Texto de origen -
··········

Sigo pensando que su mejor filme es Viaje a Darjeeling (2007), porque es el que mejor combina la comedia y su particular mezcla en los momentos definitorios (dosis exactas de absurdo incapaces de anular la delicadeza de los sentimientos e impida que, mostrados sin ese matiz añadido, parezcan exagerados, grotestos, ridículos o inconvenientes). Esta película sigue siendo la mejor versión del universo Anderson, que ya desmenucé en otro sitio con gran precisión verbal; así que no me detendré en ese aspecto.
Aun así, este universo que hoy parece consolidado ha experimentado importantes vaivenes: el más visible consiste en dejar atrás un humor sutil e irónico y centrarse en historias protagonizadas por personajes cuyo principal rasgo de carácter es una rara ingenuidad que encaja a la perfección con el mundo árido y poco detallista en el que se desenvuelven sus filmes. Suelen ser personajes íntegros, cultos y refinados que ignoran (salvo contadas excepciones) cualquier revés o situación contraria a sus objetivos. Moonrise Kingdom (2012) supuso el retorno a este estilo naif (que marcó sus primeros títulos) con su particular visión del derrumbamiento del mundo maniqueo y luminoso de la última infancia y la primera adolescencia. Con El Gran Hotel Budapest (2014) se trata de recrear una historia de un pasado remoto en el que los amores eran puros, la educación y la discreción una norma de conducta que daba buenos resultados a pesar de pequeñas decepciones menores y, en definitiva, todo parecía tener un sentido.
El Gran Hotel Budapest está obsesiva y cuidadosamente rodada en planos frontales, travellings paralelos al movimiento de los personajes (encuadrados en un perfil casi egipcio) y unos pocos movimientos de cámara sobre su eje que amplian la escena y la comprensión narrativa del espectador, lo suficiente para introducir sorpresas, matices curiosos, divertidos o levemente dramáticos. En cualquier caso, el diseño de producción (vestuario, decorados, fotografía, maquillaje) es impecable, a un nivel de detalle que recuerda aquellos libros medievales repletos de minuciosos dibujos en vivos colores. La historia transcurre en un país imaginario y en lugares inexistentes, la excusa perfecta para que Anderson recurra para recrearlos mediante imágenes inpiradas en los dioramas de principios del siglo XX, entrañables por su realismo y delicadeza.
El universo Anderson parece haber encontrado su lugar; y puede que guste o no, pero no sólo es perfectamente identificable, sino también vehemente y original. Un estilo narrativo que acumula coherencia gracias a la presencia constante de rostros familiares, actores y actrices fetiche que interpretan a los mismos tipos humanos (es sorprendente los repartos que reúne últimamente en sus películas), dando la sensación de que, por mucho que cambie la historia, el punto de vista y una inimitable combinación de rareza y sensibilidad permanecen inalterados.

··········

Material de origen -
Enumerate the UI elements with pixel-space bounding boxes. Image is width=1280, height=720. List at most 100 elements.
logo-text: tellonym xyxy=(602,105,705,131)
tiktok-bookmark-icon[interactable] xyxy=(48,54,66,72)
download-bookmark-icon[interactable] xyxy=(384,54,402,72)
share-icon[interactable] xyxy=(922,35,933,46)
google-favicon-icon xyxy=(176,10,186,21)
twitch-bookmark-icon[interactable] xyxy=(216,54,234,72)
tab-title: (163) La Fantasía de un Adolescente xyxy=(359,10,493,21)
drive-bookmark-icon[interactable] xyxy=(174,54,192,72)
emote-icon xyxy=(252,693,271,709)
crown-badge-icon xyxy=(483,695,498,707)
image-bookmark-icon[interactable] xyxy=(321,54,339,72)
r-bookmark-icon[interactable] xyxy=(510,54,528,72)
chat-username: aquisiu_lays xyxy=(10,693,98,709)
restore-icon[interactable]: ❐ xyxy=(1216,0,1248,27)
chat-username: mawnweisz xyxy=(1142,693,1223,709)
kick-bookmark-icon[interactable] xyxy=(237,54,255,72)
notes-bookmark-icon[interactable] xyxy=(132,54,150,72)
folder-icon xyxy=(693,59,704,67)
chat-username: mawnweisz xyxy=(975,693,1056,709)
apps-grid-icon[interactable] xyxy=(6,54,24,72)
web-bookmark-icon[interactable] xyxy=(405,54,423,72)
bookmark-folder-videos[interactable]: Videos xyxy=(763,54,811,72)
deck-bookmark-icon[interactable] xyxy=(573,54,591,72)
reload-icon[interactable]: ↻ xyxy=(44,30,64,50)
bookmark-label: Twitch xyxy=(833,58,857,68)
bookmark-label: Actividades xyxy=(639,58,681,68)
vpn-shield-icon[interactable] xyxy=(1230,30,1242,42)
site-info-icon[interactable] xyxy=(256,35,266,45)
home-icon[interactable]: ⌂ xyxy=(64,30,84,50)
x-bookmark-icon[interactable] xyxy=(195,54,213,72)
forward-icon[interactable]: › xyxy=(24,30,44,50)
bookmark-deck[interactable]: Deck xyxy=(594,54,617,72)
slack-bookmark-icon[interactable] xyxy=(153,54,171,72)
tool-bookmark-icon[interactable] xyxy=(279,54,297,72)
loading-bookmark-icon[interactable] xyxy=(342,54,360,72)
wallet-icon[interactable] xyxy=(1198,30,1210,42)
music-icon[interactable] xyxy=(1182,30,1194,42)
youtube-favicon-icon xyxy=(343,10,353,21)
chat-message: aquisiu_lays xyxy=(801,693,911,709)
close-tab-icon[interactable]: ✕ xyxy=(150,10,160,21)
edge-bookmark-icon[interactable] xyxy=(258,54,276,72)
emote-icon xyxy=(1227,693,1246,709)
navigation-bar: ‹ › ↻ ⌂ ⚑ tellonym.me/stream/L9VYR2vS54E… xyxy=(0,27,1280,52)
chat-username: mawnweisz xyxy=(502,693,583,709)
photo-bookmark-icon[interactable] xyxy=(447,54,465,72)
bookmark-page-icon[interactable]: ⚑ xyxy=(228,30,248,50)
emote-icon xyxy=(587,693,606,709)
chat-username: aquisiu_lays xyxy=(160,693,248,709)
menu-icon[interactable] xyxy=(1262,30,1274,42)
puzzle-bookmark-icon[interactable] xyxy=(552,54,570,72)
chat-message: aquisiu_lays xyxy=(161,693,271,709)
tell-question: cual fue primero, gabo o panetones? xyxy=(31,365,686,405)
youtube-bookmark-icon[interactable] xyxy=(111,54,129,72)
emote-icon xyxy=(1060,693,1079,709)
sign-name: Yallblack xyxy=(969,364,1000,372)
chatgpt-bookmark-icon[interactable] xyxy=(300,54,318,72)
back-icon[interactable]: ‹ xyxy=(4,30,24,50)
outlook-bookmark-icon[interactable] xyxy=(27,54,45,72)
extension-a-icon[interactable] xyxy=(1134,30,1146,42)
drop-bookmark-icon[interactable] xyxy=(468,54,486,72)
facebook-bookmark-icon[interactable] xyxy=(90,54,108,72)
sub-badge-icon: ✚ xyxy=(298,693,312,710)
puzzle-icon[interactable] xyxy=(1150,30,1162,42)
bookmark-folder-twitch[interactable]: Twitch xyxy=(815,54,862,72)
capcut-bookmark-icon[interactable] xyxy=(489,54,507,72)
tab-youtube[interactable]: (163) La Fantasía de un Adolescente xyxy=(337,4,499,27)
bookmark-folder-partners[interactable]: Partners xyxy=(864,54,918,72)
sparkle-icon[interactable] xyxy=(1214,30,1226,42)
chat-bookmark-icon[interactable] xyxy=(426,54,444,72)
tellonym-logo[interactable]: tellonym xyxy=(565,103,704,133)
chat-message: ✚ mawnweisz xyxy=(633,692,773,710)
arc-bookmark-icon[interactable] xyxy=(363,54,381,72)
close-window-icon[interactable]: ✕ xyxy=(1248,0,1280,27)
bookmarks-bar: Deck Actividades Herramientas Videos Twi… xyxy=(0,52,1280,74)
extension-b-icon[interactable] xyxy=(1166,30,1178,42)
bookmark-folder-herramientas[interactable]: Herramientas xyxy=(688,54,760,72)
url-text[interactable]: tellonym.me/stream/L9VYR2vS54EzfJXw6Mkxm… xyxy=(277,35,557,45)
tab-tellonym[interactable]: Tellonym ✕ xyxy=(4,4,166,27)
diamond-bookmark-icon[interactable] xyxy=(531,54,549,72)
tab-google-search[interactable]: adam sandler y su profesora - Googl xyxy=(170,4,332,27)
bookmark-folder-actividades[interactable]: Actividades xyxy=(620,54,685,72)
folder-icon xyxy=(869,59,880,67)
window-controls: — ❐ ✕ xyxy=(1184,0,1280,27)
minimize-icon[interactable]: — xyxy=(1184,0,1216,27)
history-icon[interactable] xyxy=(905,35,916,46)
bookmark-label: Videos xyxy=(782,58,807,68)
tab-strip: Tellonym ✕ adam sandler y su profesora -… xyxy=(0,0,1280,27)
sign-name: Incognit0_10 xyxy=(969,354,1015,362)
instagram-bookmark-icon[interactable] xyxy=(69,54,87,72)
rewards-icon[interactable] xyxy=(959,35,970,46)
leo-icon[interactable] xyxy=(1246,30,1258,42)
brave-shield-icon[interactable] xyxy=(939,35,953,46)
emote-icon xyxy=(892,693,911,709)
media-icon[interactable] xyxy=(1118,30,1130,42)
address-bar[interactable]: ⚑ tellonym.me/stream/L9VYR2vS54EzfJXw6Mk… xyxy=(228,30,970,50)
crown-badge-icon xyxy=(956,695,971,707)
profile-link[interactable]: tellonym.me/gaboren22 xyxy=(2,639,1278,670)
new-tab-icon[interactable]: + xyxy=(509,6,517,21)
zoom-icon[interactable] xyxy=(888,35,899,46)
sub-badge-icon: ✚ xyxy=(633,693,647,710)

··········

Preguntas del material -
[1] ¿Qué película se señala como el mejor filme de Anderson en el texto sobre su cine?
[2] Transcribe del texto sobre el cine de Anderson el fragmento que empieza con "El Gran Hotel Budapest está" y sigue hasta "realismo y delicadeza.".
[3] Explica por qué, según el texto sobre el cine de Anderson, su estilo narrativo acumula coherencia.

Soluciones por tarea -
[1] Viaje a Darjeeling (2007).

[2]
El Gran Hotel Budapest está obsesiva y cuidadosamente rodada en planos frontales, travellings paralelos al movimiento de los personajes (encuadrados en un perfil casi egipcio) y unos pocos movimientos de cámara sobre su eje que amplian la escena y la comprensión narrativa del espectador, lo suficiente para introducir sorpresas, matices curiosos, divertidos o levemente dramáticos. En cualquier caso, el diseño de producción (vestuario, decorados, fotografía, maquillaje) es impecable, a un nivel de detalle que recuerda aquellos libros medievales repletos de minuciosos dibujos en vivos colores. La historia transcurre en un país imaginario y en lugares inexistentes, la excusa perfecta para que Anderson recurra para recrearlos mediante imágenes inpiradas en los dioramas de principios del siglo XX, entrañables por su realismo y delicadeza.

[3] Acumula coherencia gracias a la presencia constante de rostros familiares, actores y actrices fetiche que interpretan a los mismos tipos humanos. Esto da la sensación de que, por mucho que cambie la historia, el punto de vista y una inimitable combinación de rareza y sensibilidad permanecen inalterados.